───── Task input ─────
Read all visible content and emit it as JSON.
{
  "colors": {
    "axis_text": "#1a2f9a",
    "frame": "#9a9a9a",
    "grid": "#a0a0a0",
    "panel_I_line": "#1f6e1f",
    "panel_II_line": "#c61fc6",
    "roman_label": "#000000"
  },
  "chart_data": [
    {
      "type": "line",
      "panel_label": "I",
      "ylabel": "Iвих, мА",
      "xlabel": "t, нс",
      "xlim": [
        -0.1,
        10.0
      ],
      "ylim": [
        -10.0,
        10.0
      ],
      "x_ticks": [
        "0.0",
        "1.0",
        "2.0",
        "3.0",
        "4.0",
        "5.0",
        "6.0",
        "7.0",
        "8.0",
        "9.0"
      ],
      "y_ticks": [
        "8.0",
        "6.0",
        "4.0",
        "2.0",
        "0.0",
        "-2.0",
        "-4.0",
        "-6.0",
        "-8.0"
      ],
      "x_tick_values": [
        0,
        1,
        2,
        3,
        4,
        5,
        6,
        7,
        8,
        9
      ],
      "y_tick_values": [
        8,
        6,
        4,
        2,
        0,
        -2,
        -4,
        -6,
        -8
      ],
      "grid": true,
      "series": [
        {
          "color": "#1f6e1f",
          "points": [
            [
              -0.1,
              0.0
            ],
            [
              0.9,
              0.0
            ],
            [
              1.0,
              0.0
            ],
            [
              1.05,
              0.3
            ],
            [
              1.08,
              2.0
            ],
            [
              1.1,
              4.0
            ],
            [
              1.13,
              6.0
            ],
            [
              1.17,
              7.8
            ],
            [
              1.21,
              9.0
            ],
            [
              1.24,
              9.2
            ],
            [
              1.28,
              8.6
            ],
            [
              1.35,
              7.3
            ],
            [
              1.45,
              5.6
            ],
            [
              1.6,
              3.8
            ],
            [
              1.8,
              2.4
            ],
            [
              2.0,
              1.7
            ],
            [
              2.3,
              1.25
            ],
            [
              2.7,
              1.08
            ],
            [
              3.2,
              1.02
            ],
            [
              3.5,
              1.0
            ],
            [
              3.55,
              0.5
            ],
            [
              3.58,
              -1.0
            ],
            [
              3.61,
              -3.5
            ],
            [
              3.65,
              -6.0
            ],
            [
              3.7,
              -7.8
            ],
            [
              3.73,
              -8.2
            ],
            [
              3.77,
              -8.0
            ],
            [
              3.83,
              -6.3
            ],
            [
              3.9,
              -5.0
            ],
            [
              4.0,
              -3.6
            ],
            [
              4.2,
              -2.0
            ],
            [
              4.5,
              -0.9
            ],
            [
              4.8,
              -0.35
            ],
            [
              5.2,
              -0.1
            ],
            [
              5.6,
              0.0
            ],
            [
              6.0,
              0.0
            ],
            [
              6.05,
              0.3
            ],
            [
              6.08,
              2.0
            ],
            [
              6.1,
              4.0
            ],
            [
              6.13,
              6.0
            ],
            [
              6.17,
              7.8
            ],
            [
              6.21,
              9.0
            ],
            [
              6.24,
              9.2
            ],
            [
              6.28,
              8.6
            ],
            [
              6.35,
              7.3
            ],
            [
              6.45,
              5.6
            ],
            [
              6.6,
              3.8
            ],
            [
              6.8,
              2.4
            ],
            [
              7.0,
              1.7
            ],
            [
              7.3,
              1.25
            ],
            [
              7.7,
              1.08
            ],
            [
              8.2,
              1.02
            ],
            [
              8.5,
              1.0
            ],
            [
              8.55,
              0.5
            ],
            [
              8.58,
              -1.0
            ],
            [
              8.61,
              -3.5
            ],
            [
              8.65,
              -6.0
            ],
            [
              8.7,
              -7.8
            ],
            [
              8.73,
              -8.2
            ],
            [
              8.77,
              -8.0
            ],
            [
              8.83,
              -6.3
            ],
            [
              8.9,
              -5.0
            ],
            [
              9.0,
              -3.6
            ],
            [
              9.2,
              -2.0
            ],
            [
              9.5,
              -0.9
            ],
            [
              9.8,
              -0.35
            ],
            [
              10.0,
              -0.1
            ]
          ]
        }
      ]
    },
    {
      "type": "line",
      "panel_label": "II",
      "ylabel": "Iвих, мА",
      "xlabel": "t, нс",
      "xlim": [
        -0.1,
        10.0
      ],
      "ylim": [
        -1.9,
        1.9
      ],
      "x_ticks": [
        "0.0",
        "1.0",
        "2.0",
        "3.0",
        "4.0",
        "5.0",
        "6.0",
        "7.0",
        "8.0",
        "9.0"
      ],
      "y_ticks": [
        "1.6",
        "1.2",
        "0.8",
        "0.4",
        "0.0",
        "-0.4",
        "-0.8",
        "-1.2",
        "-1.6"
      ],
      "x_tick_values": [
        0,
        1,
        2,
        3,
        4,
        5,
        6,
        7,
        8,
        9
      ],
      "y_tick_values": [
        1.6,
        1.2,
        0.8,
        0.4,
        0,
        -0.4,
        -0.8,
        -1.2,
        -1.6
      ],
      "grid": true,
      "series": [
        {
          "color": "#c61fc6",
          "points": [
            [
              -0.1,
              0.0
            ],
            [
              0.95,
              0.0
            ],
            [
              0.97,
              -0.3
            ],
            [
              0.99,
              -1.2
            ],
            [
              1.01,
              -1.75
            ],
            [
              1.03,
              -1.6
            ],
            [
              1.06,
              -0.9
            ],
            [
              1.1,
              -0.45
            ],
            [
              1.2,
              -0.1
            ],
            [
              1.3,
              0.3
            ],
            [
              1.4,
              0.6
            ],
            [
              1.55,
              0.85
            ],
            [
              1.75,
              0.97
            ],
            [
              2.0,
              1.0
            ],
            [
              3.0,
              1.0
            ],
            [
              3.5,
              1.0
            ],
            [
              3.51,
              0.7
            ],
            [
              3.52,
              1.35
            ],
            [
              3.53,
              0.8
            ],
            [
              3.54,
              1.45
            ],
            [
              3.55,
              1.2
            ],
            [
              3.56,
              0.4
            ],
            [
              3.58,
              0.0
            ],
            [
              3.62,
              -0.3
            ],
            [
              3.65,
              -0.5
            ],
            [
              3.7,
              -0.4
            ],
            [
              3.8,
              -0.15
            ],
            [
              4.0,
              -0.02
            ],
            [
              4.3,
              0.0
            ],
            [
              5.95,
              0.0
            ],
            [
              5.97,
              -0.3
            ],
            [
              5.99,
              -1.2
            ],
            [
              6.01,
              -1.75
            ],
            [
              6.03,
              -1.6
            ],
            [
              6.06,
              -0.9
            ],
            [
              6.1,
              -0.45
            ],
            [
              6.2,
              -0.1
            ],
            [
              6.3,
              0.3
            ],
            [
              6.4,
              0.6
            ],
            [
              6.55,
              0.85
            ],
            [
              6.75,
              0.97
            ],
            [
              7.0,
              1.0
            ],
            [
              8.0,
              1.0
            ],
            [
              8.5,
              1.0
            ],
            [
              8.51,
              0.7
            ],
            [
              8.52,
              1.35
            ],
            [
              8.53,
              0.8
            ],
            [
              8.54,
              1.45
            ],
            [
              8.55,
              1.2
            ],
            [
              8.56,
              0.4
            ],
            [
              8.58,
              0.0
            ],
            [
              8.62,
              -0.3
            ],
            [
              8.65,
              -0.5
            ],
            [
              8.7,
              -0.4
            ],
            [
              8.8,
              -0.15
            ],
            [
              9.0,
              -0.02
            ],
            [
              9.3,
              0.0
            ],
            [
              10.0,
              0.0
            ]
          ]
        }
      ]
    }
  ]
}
─────
The request =>
Print the listing above in its entirety, with every line exact.

Output of the exercise =>
Read all visible content and emit it as JSON.
{
  "colors": {
    "axis_text": "#1a2f9a",
    "frame": "#9a9a9a",
    "grid": "#a0a0a0",
    "panel_I_line": "#1f6e1f",
    "panel_II_line": "#c61fc6",
    "roman_label": "#000000"
  },
  "chart_data": [
    {
      "type": "line",
      "panel_label": "I",
      "ylabel": "Iвих, мА",
      "xlabel": "t, нс",
      "xlim": [
        -0.1,
        10.0
      ],
      "ylim": [
        -10.0,
        10.0
      ],
      "x_ticks": [
        "0.0",
        "1.0",
        "2.0",
        "3.0",
        "4.0",
        "5.0",
        "6.0",
        "7.0",
        "8.0",
        "9.0"
      ],
      "y_ticks": [
        "8.0",
        "6.0",
        "4.0",
        "2.0",
        "0.0",
        "-2.0",
        "-4.0",
        "-6.0",
        "-8.0"
      ],
      "x_tick_values": [
        0,
        1,
        2,
        3,
        4,
        5,
        6,
        7,
        8,
        9
      ],
      "y_tick_values": [
        8,
        6,
        4,
        2,
        0,
        -2,
        -4,
        -6,
        -8
      ],
      "grid": true,
      "series": [
        {
          "color": "#1f6e1f",
          "points": [
            [
              -0.1,
              0.0
            ],
            [
              0.9,
              0.0
            ],
            [
              1.0,
              0.0
            ],
            [
              1.05,
              0.3
            ],
            [
              1.08,
              2.0
            ],
            [
              1.1,
              4.0
            ],
            [
              1.13,
              6.0
            ],
            [
              1.17,
              7.8
            ],
            [
              1.21,
              9.0
            ],
            [
              1.24,
              9.2
            ],
            [
              1.28,
              8.6
            ],
            [
              1.35,
              7.3
            ],
            [
              1.45,
              5.6
            ],
            [
              1.6,
              3.8
            ],
            [
              1.8,
              2.4
            ],
            [
              2.0,
              1.7
            ],
            [
              2.3,
              1.25
            ],
            [
              2.7,
              1.08
            ],
            [
              3.2,
              1.02
            ],
            [
              3.5,
              1.0
            ],
            [
              3.55,
              0.5
            ],
            [
              3.58,
              -1.0
            ],
            [
              3.61,
              -3.5
            ],
            [
              3.65,
              -6.0
            ],
            [
              3.7,
              -7.8
            ],
            [
              3.73,
              -8.2
            ],
            [
              3.77,
              -8.0
            ],
            [
              3.83,
              -6.3
            ],
            [
              3.9,
              -5.0
            ],
            [
              4.0,
              -3.6
            ],
            [
              4.2,
              -2.0
            ],
            [
              4.5,
              -0.9
            ],
            [
              4.8,
              -0.35
            ],
            [
              5.2,
              -0.1
            ],
            [
              5.6,
              0.0
            ],
            [
              6.0,
              0.0
            ],
            [
              6.05,
              0.3
            ],
            [
              6.08,
              2.0
            ],
            [
              6.1,
              4.0
            ],
            [
              6.13,
              6.0
            ],
            [
              6.17,
              7.8
            ],
            [
              6.21,
              9.0
            ],
            [
              6.24,
              9.2
            ],
            [
              6.28,
              8.6
            ],
            [
              6.35,
              7.3
            ],
            [
              6.45,
              5.6
            ],
            [
              6.6,
              3.8
            ],
            [
              6.8,
              2.4
            ],
            [
              7.0,
              1.7
            ],
            [
              7.3,
              1.25
            ],
            [
              7.7,
              1.08
            ],
            [
              8.2,
              1.02
            ],
            [
              8.5,
              1.0
            ],
            [
              8.55,
              0.5
            ],
            [
              8.58,
              -1.0
            ],
            [
              8.61,
              -3.5
            ],
            [
              8.65,
              -6.0
            ],
            [
              8.7,
              -7.8
            ],
            [
              8.73,
              -8.2
            ],
            [
              8.77,
              -8.0
            ],
            [
              8.83,
              -6.3
            ],
            [
              8.9,
              -5.0
            ],
            [
              9.0,
              -3.6
            ],
            [
              9.2,
              -2.0
            ],
            [
              9.5,
              -0.9
            ],
            [
              9.8,
              -0.35
            ],
            [
              10.0,
              -0.1
            ]
          ]
        }
      ]
    },
    {
      "type": "line",
      "panel_label": "II",
      "ylabel": "Iвих, мА",
      "xlabel": "t, нс",
      "xlim": [
        -0.1,
        10.0
      ],
      "ylim": [
        -1.9,
        1.9
      ],
      "x_ticks": [
        "0.0",
        "1.0",
        "2.0",
        "3.0",
        "4.0",
        "5.0",
        "6.0",
        "7.0",
        "8.0",
        "9.0"
      ],
      "y_ticks": [
        "1.6",
        "1.2",
        "0.8",
        "0.4",
        "0.0",
        "-0.4",
        "-0.8",
        "-1.2",
        "-1.6"
      ],
      "x_tick_values": [
        0,
        1,
        2,
        3,
        4,
        5,
        6,
        7,
        8,
        9
      ],
      "y_tick_values": [
        1.6,
        1.2,
        0.8,
        0.4,
        0,
        -0.4,
        -0.8,
        -1.2,
        -1.6
      ],
      "grid": true,
      "series": [
        {
          "color": "#c61fc6",
          "points": [
            [
              -0.1,
              0.0
            ],
            [
              0.95,
              0.0
            ],
            [
              0.97,
              -0.3
            ],
            [
              0.99,
              -1.2
            ],
            [
              1.01,
              -1.75
            ],
            [
              1.03,
              -1.6
            ],
            [
              1.06,
              -0.9
            ],
            [
              1.1,
              -0.45
            ],
            [
              1.2,
              -0.1
            ],
            [
              1.3,
              0.3
            ],
            [
              1.4,
              0.6
            ],
            [
              1.55,
              0.85
            ],
            [
              1.75,
              0.97
            ],
            [
              2.0,
              1.0
            ],
            [
              3.0,
              1.0
            ],
            [
              3.5,
              1.0
            ],
            [
              3.51,
              0.7
            ],
            [
              3.52,
              1.35
            ],
            [
              3.53,
              0.8
            ],
            [
              3.54,
              1.45
            ],
            [
              3.55,
              1.2
            ],
            [
              3.56,
              0.4
            ],
            [
              3.58,
              0.0
            ],
            [
              3.62,
              -0.3
            ],
            [
              3.65,
              -0.5
            ],
            [
              3.7,
              -0.4
            ],
            [
              3.8,
              -0.15
            ],
            [
              4.0,
              -0.02
            ],
            [
              4.3,
              0.0
            ],
            [
              5.95,
              0.0
            ],
            [
              5.97,
              -0.3
            ],
            [
              5.99,
              -1.2
            ],
            [
              6.01,
              -1.75
            ],
            [
              6.03,
              -1.6
            ],
            [
              6.06,
              -0.9
            ],
            [
              6.1,
              -0.45
            ],
            [
              6.2,
              -0.1
            ],
            [
              6.3,
              0.3
            ],
            [
              6.4,
              0.6
            ],
            [
              6.55,
              0.85
            ],
            [
              6.75,
              0.97
            ],
            [
              7.0,
              1.0
            ],
            [
              8.0,
              1.0
            ],
            [
              8.5,
              1.0
            ],
            [
              8.51,
              0.7
            ],
            [
              8.52,
              1.35
            ],
            [
              8.53,
              0.8
            ],
            [
              8.54,
              1.45
            ],
            [
              8.55,
              1.2
            ],
            [
              8.56,
              0.4
            ],
            [
              8.58,
              0.0
            ],
            [
              8.62,
              -0.3
            ],
            [
              8.65,
              -0.5
            ],
            [
              8.7,
              -0.4
            ],
            [
              8.8,
              -0.15
            ],
            [
              9.0,
              -0.02
            ],
            [
              9.3,
              0.0
            ],
            [
              10.0,
              0.0
            ]
          ]
        }
      ]
    }
  ]
}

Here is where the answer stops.